### INPUT RECORDS
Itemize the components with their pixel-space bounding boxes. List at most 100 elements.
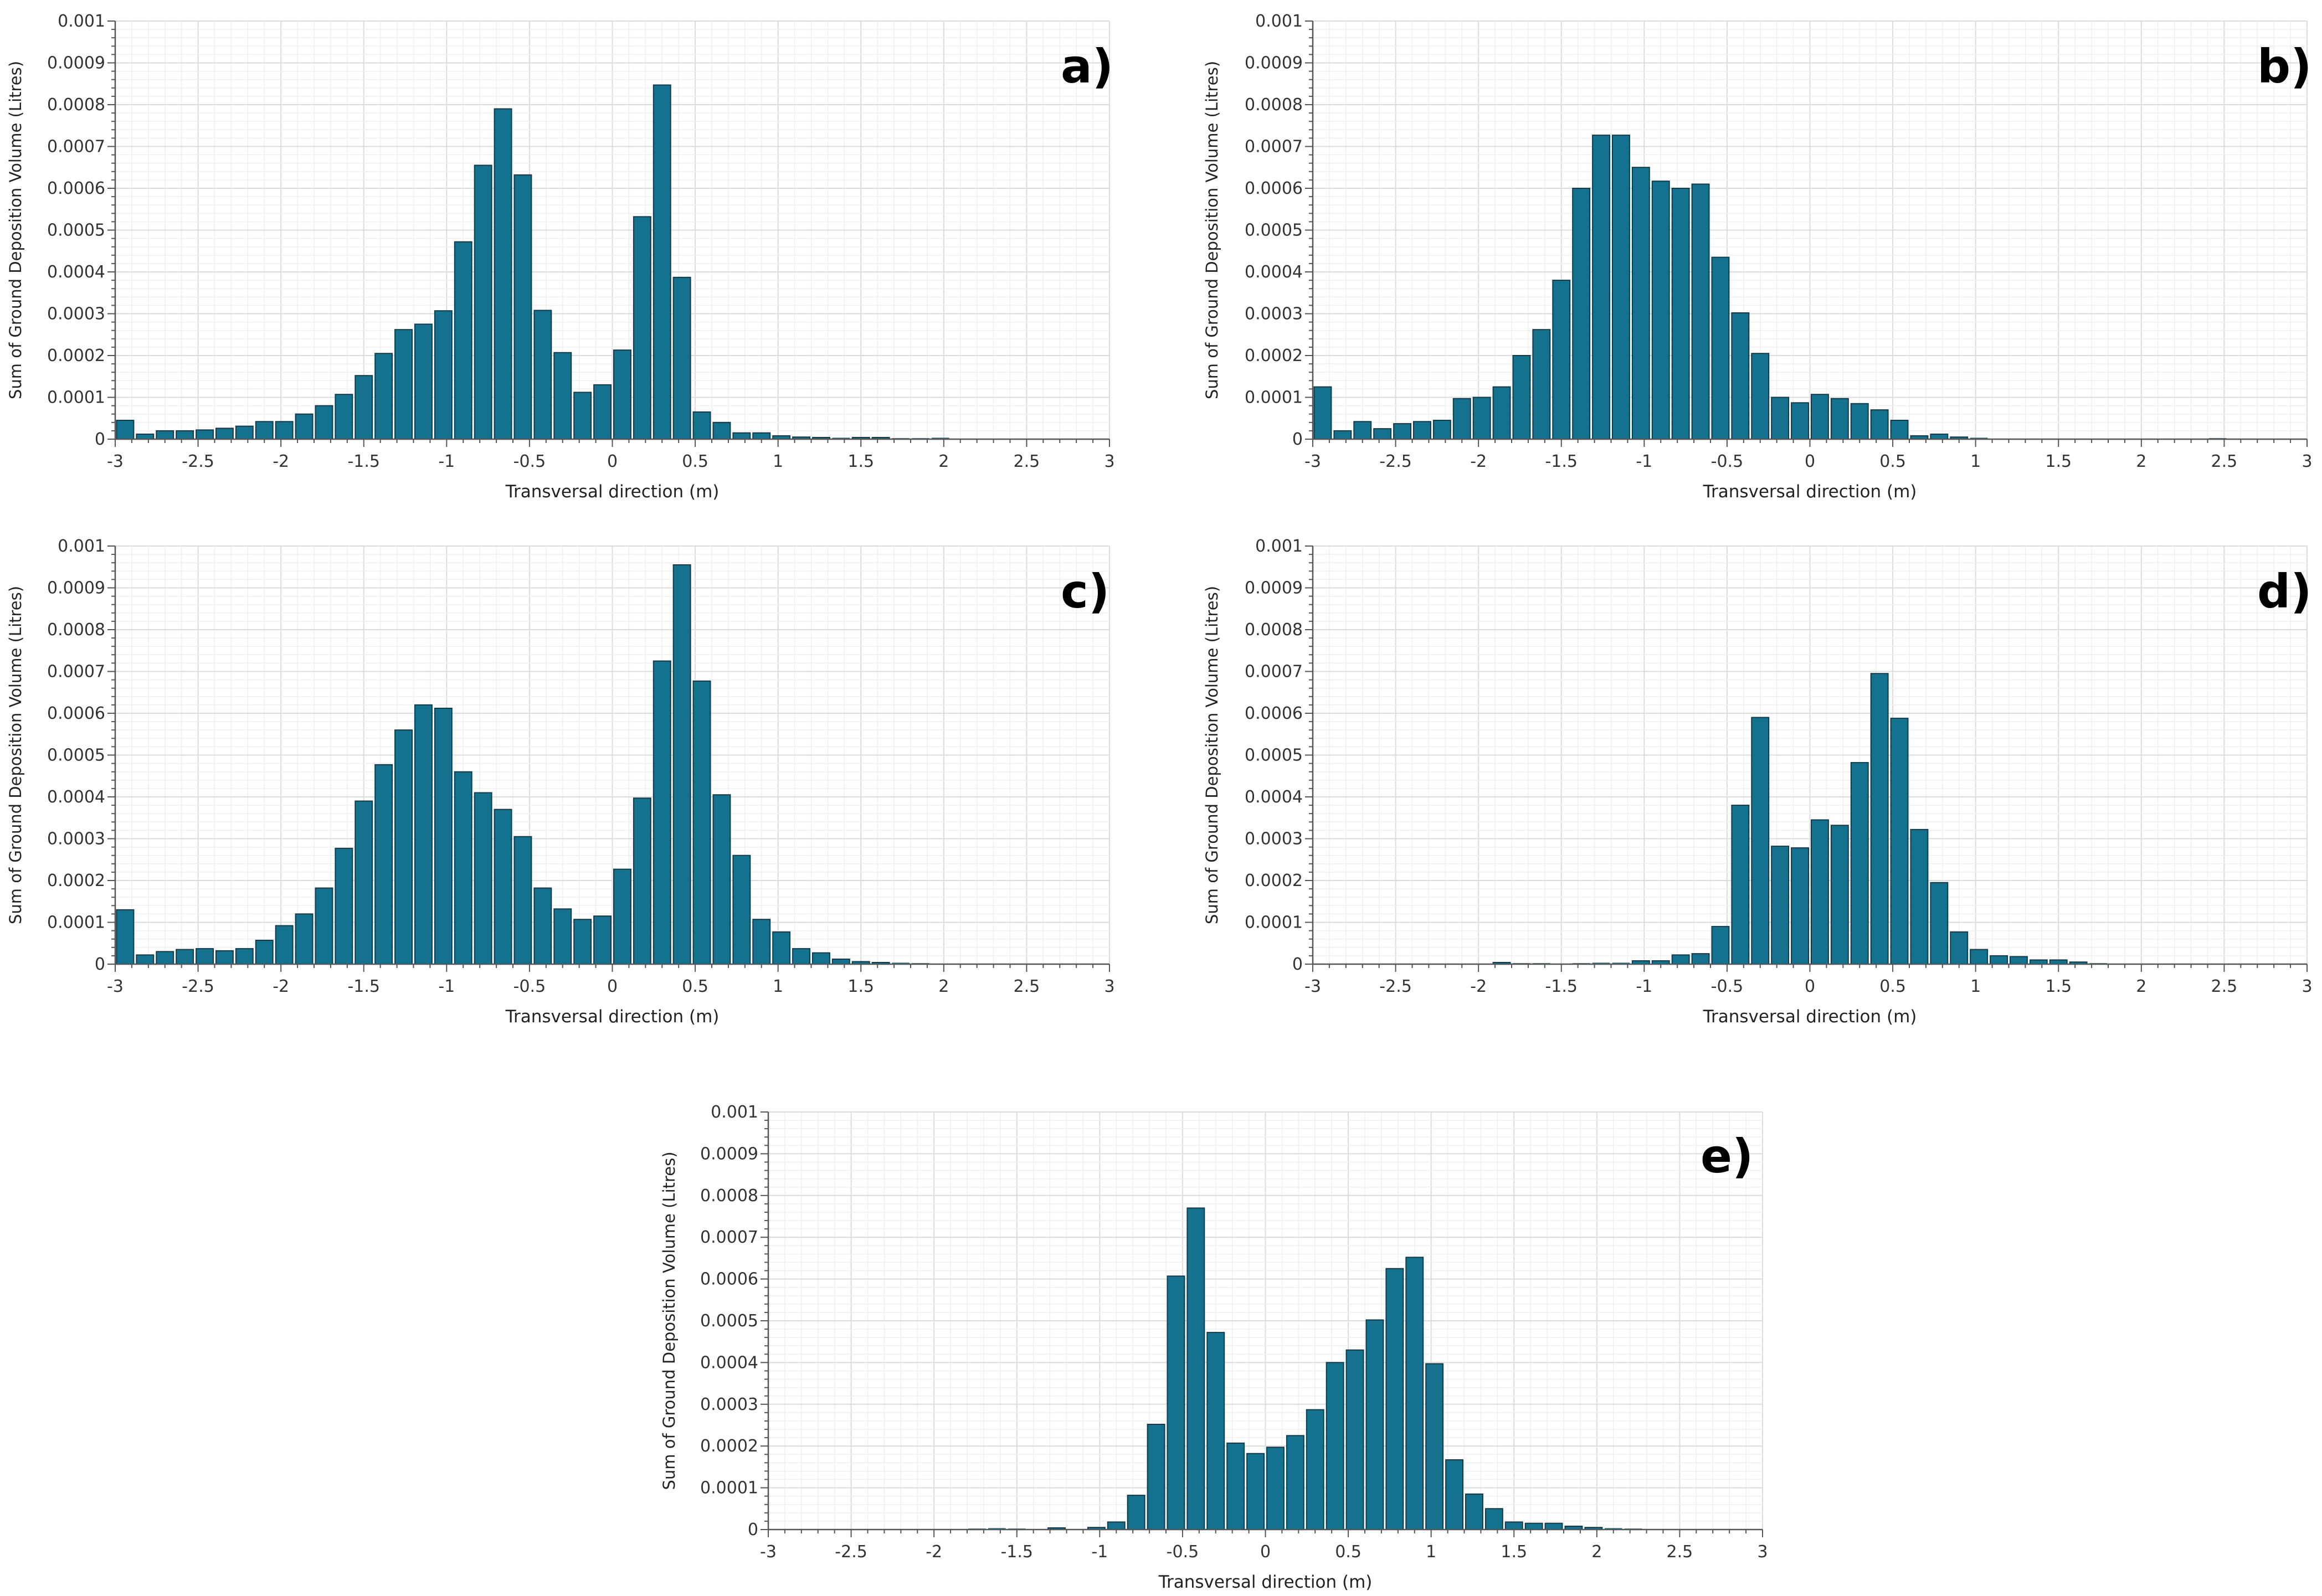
bar (1850, 403, 1869, 440)
bar (1266, 1446, 1285, 1530)
chart-svg-b: -3 -2.5 -2 -1.5 -1 -0.5 0 0.5 1 1.5 2 2.5 3 0 0.0001 0.… (1203, 12, 2313, 502)
bar (1333, 430, 1352, 440)
y-tick-label: 0.0006 (47, 179, 105, 198)
y-tick-label: 0.0001 (47, 913, 105, 933)
bar (494, 108, 512, 440)
bar (1791, 847, 1809, 965)
y-tick-label: 0.0006 (700, 1270, 758, 1289)
bar (1413, 421, 1431, 440)
bar-series (1492, 673, 2127, 965)
bar (355, 375, 373, 440)
x-tick-label: 0 (1805, 452, 1815, 471)
bar (593, 384, 612, 440)
y-tick-label: 0.0002 (47, 871, 105, 890)
bar (1691, 183, 1710, 440)
x-tick-label: -3 (107, 452, 124, 471)
chart-panel-d: -3 -2.5 -2 -1.5 -1 -0.5 0 0.5 1 1.5 2 2.5 3 0 0.0001 0.… (1196, 525, 2322, 1043)
bar (235, 948, 254, 965)
y-tick-label: 0 (1292, 430, 1303, 449)
x-tick-label: -3 (1304, 977, 1321, 996)
bar (414, 704, 433, 965)
x-tick-label: 3 (1104, 452, 1114, 471)
axes: -3 -2.5 -2 -1.5 -1 -0.5 0 0.5 1 1.5 2 2.5 3 0 0.0001 0.… (47, 537, 1115, 996)
x-tick-label: 3 (2302, 452, 2312, 471)
y-tick-label: 0.0009 (47, 579, 105, 598)
y-tick-label: 0.0005 (700, 1311, 758, 1331)
grid (768, 1111, 1763, 1530)
bar (1353, 421, 1372, 440)
bar (1990, 955, 2008, 965)
bar (1127, 1495, 1145, 1530)
bar (1811, 819, 1829, 965)
bar (1631, 167, 1650, 440)
chart-svg-e: -3 -2.5 -2 -1.5 -1 -0.5 0 0.5 1 1.5 2 2.5 3 0 0.0001 0.… (660, 1103, 1768, 1592)
y-tick-label: 0.001 (1255, 12, 1303, 31)
bar (474, 792, 492, 965)
y-tick-label: 0.0008 (47, 620, 105, 640)
bar (1313, 386, 1332, 440)
bar (1592, 135, 1610, 440)
bar (215, 950, 234, 965)
x-tick-label: 1 (773, 977, 783, 996)
bar (1751, 717, 1770, 965)
bar (414, 323, 433, 440)
y-tick-label: 0.0006 (1245, 179, 1303, 198)
bar (1405, 1257, 1424, 1530)
x-tick-label: 1 (1970, 452, 1981, 471)
y-tick-label: 0 (95, 430, 105, 449)
x-tick-label: -1.5 (347, 452, 380, 471)
x-tick-label: -2.5 (182, 977, 214, 996)
x-tick-label: -1.5 (347, 977, 380, 996)
chart-svg-a: -3 -2.5 -2 -1.5 -1 -0.5 0 0.5 1 1.5 2 2.5 3 0 0.0001 0.… (6, 12, 1115, 502)
bar (1206, 1332, 1225, 1530)
bar (156, 951, 174, 965)
bar (335, 847, 353, 965)
x-tick-label: 0 (607, 452, 618, 471)
y-tick-label: 0.0001 (1245, 913, 1303, 933)
y-tick-label: 0.0002 (700, 1437, 758, 1456)
x-tick-label: -2.5 (1379, 452, 1412, 471)
bar (672, 564, 691, 965)
bar (653, 660, 671, 965)
y-tick-label: 0.001 (1255, 537, 1303, 556)
bar (1751, 353, 1770, 440)
x-tick-label: 1 (773, 452, 783, 471)
bar (1445, 1459, 1463, 1530)
chart-svg-c: -3 -2.5 -2 -1.5 -1 -0.5 0 0.5 1 1.5 2 2.5 3 0 0.0001 0.… (6, 537, 1115, 1027)
axes: -3 -2.5 -2 -1.5 -1 -0.5 0 0.5 1 1.5 2 2.5 3 0 0.0001 0.… (700, 1103, 1768, 1562)
bar (553, 352, 572, 440)
x-tick-label: 0.5 (1879, 977, 1906, 996)
y-tick-label: 0.0007 (47, 662, 105, 682)
bar (215, 428, 234, 440)
x-tick-label: -0.5 (513, 977, 546, 996)
x-axis-title: Transversal direction (m) (505, 482, 720, 502)
grid (115, 545, 1110, 965)
y-tick-label: 0.0003 (47, 830, 105, 849)
y-tick-label: 0.0002 (1245, 871, 1303, 890)
x-tick-label: 3 (1104, 977, 1114, 996)
bar (1811, 394, 1829, 440)
y-tick-label: 0.0008 (1245, 95, 1303, 115)
x-tick-label: 1 (1970, 977, 1981, 996)
bar (1711, 926, 1730, 965)
x-tick-label: -1.5 (1545, 452, 1578, 471)
x-tick-label: 2.5 (1014, 452, 1040, 471)
y-tick-label: 0.0009 (1245, 54, 1303, 73)
bar (772, 931, 791, 965)
bar (1484, 1508, 1503, 1530)
bar-series (116, 564, 929, 965)
bar (1910, 828, 1929, 965)
bar (116, 909, 135, 965)
x-axis-title: Transversal direction (m) (1703, 482, 1917, 502)
y-tick-label: 0.0008 (700, 1186, 758, 1206)
chart-panel-b: -3 -2.5 -2 -1.5 -1 -0.5 0 0.5 1 1.5 2 2.5 3 0 0.0001 0.… (1196, 0, 2322, 518)
bar (1950, 931, 1969, 965)
y-tick-label: 0.0001 (1245, 388, 1303, 408)
bar (1731, 805, 1750, 965)
x-tick-label: -2 (1470, 977, 1487, 996)
bar (1425, 1363, 1444, 1530)
y-axis-title: Sum of Ground Deposition Volume (Litres) (6, 61, 25, 399)
y-tick-label: 0.0004 (47, 787, 105, 807)
bar (156, 430, 174, 440)
bar (732, 432, 751, 440)
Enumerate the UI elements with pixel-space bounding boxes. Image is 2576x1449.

### YOUR OBJECTIVE
Turn the stretch of rows that opens with the line containing "bar (1850, 403, 1869, 440)" and closes with the line containing "y-tick-label: 0.0006 (700, 1270, 758, 1289)" (both included) into a JSON list of strings, one string per line, skipping blank lines.

### CORRECT RESPONSE
[
  "bar (1850, 403, 1869, 440)",
  "bar (1266, 1446, 1285, 1530)",
  "chart-svg-b: -3 -2.5 -2 -1.5 -1 -0.5 0 0.5 1 1.5 2 2.5 3 0 0.0001 0.… (1203, 12, 2313, 502)",
  "bar (1333, 430, 1352, 440)",
  "y-tick-label: 0.0006 (47, 179, 105, 198)",
  "y-tick-label: 0.0001 (47, 913, 105, 933)",
  "bar (494, 108, 512, 440)",
  "bar (1791, 847, 1809, 965)",
  "y-tick-label: 0.0006 (700, 1270, 758, 1289)"
]